### What you should do
Retype the material in full, keeping every word the same.

(Source records)
--------------------------------------------------
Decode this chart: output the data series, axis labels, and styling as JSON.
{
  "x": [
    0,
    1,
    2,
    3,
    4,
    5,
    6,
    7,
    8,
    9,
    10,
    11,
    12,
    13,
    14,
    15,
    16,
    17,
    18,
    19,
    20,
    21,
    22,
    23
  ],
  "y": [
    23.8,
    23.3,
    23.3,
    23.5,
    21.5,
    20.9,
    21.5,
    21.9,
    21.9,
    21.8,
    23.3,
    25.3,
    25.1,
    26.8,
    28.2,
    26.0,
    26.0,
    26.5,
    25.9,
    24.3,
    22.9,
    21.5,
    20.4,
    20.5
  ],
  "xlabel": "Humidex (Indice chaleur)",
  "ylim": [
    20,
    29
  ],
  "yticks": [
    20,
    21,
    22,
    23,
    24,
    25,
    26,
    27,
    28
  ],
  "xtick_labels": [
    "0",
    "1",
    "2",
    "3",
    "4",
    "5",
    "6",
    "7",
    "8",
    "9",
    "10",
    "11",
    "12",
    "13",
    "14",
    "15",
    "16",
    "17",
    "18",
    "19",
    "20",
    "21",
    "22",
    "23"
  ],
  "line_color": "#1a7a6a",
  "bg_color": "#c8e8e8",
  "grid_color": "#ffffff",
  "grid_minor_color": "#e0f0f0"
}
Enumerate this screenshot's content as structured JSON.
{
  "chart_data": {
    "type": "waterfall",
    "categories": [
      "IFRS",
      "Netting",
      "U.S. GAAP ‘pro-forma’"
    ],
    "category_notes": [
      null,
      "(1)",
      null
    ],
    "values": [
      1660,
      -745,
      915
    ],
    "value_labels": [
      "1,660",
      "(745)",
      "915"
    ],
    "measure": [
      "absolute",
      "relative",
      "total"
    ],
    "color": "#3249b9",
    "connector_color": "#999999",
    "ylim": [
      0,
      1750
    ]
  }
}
--------------------------------------------------
### Final result
Decode this chart: output the data series, axis labels, and styling as JSON.
{
  "x": [
    0,
    1,
    2,
    3,
    4,
    5,
    6,
    7,
    8,
    9,
    10,
    11,
    12,
    13,
    14,
    15,
    16,
    17,
    18,
    19,
    20,
    21,
    22,
    23
  ],
  "y": [
    23.8,
    23.3,
    23.3,
    23.5,
    21.5,
    20.9,
    21.5,
    21.9,
    21.9,
    21.8,
    23.3,
    25.3,
    25.1,
    26.8,
    28.2,
    26.0,
    26.0,
    26.5,
    25.9,
    24.3,
    22.9,
    21.5,
    20.4,
    20.5
  ],
  "xlabel": "Humidex (Indice chaleur)",
  "ylim": [
    20,
    29
  ],
  "yticks": [
    20,
    21,
    22,
    23,
    24,
    25,
    26,
    27,
    28
  ],
  "xtick_labels": [
    "0",
    "1",
    "2",
    "3",
    "4",
    "5",
    "6",
    "7",
    "8",
    "9",
    "10",
    "11",
    "12",
    "13",
    "14",
    "15",
    "16",
    "17",
    "18",
    "19",
    "20",
    "21",
    "22",
    "23"
  ],
  "line_color": "#1a7a6a",
  "bg_color": "#c8e8e8",
  "grid_color": "#ffffff",
  "grid_minor_color": "#e0f0f0"
}
Enumerate this screenshot's content as structured JSON.
{
  "chart_data": {
    "type": "waterfall",
    "categories": [
      "IFRS",
      "Netting",
      "U.S. GAAP ‘pro-forma’"
    ],
    "category_notes": [
      null,
      "(1)",
      null
    ],
    "values": [
      1660,
      -745,
      915
    ],
    "value_labels": [
      "1,660",
      "(745)",
      "915"
    ],
    "measure": [
      "absolute",
      "relative",
      "total"
    ],
    "color": "#3249b9",
    "connector_color": "#999999",
    "ylim": [
      0,
      1750
    ]
  }
}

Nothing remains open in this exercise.